* _TASK OBJECTIVE_: What follows is a listing; restate every line of it word for word.
*** DATA TO USE
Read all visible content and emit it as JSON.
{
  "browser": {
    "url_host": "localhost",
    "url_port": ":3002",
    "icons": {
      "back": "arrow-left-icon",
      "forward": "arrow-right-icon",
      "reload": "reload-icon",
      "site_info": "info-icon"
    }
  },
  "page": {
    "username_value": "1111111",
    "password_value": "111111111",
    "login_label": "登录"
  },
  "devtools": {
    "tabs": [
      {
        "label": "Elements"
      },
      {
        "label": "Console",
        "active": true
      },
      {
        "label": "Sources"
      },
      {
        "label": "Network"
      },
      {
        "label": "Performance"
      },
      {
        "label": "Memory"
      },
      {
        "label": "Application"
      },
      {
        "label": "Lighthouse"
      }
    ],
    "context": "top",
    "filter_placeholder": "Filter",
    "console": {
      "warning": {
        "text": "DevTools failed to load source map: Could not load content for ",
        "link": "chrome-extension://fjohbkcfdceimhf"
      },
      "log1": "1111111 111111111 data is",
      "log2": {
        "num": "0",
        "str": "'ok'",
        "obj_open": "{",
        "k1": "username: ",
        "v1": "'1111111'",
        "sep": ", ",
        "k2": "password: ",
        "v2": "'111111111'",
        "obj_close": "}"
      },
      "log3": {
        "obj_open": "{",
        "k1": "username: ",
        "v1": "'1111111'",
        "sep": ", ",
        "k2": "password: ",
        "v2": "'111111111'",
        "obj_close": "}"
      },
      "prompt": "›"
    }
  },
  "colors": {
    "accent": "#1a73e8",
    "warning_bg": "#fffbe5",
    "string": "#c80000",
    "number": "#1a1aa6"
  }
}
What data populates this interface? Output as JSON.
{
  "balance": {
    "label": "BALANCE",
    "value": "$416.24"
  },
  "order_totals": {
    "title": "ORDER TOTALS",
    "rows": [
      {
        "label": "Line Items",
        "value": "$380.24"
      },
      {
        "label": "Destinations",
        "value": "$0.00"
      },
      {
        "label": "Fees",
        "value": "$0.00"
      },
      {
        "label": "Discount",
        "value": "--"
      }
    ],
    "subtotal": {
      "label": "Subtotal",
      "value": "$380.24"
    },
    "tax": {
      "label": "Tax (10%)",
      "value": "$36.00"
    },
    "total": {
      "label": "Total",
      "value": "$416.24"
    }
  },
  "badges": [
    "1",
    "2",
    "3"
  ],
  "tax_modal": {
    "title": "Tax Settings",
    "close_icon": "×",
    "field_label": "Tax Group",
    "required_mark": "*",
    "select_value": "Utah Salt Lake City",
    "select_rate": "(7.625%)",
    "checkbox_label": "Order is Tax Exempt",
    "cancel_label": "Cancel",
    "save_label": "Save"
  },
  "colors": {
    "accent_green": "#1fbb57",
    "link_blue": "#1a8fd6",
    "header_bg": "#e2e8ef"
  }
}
******
* _ANSWER TO THE PROBLEM_:
Read all visible content and emit it as JSON.
{
  "browser": {
    "url_host": "localhost",
    "url_port": ":3002",
    "icons": {
      "back": "arrow-left-icon",
      "forward": "arrow-right-icon",
      "reload": "reload-icon",
      "site_info": "info-icon"
    }
  },
  "page": {
    "username_value": "1111111",
    "password_value": "111111111",
    "login_label": "登录"
  },
  "devtools": {
    "tabs": [
      {
        "label": "Elements"
      },
      {
        "label": "Console",
        "active": true
      },
      {
        "label": "Sources"
      },
      {
        "label": "Network"
      },
      {
        "label": "Performance"
      },
      {
        "label": "Memory"
      },
      {
        "label": "Application"
      },
      {
        "label": "Lighthouse"
      }
    ],
    "context": "top",
    "filter_placeholder": "Filter",
    "console": {
      "warning": {
        "text": "DevTools failed to load source map: Could not load content for ",
        "link": "chrome-extension://fjohbkcfdceimhf"
      },
      "log1": "1111111 111111111 data is",
      "log2": {
        "num": "0",
        "str": "'ok'",
        "obj_open": "{",
        "k1": "username: ",
        "v1": "'1111111'",
        "sep": ", ",
        "k2": "password: ",
        "v2": "'111111111'",
        "obj_close": "}"
      },
      "log3": {
        "obj_open": "{",
        "k1": "username: ",
        "v1": "'1111111'",
        "sep": ", ",
        "k2": "password: ",
        "v2": "'111111111'",
        "obj_close": "}"
      },
      "prompt": "›"
    }
  },
  "colors": {
    "accent": "#1a73e8",
    "warning_bg": "#fffbe5",
    "string": "#c80000",
    "number": "#1a1aa6"
  }
}
What data populates this interface? Output as JSON.
{
  "balance": {
    "label": "BALANCE",
    "value": "$416.24"
  },
  "order_totals": {
    "title": "ORDER TOTALS",
    "rows": [
      {
        "label": "Line Items",
        "value": "$380.24"
      },
      {
        "label": "Destinations",
        "value": "$0.00"
      },
      {
        "label": "Fees",
        "value": "$0.00"
      },
      {
        "label": "Discount",
        "value": "--"
      }
    ],
    "subtotal": {
      "label": "Subtotal",
      "value": "$380.24"
    },
    "tax": {
      "label": "Tax (10%)",
      "value": "$36.00"
    },
    "total": {
      "label": "Total",
      "value": "$416.24"
    }
  },
  "badges": [
    "1",
    "2",
    "3"
  ],
  "tax_modal": {
    "title": "Tax Settings",
    "close_icon": "×",
    "field_label": "Tax Group",
    "required_mark": "*",
    "select_value": "Utah Salt Lake City",
    "select_rate": "(7.625%)",
    "checkbox_label": "Order is Tax Exempt",
    "cancel_label": "Cancel",
    "save_label": "Save"
  },
  "colors": {
    "accent_green": "#1fbb57",
    "link_blue": "#1a8fd6",
    "header_bg": "#e2e8ef"
  }
}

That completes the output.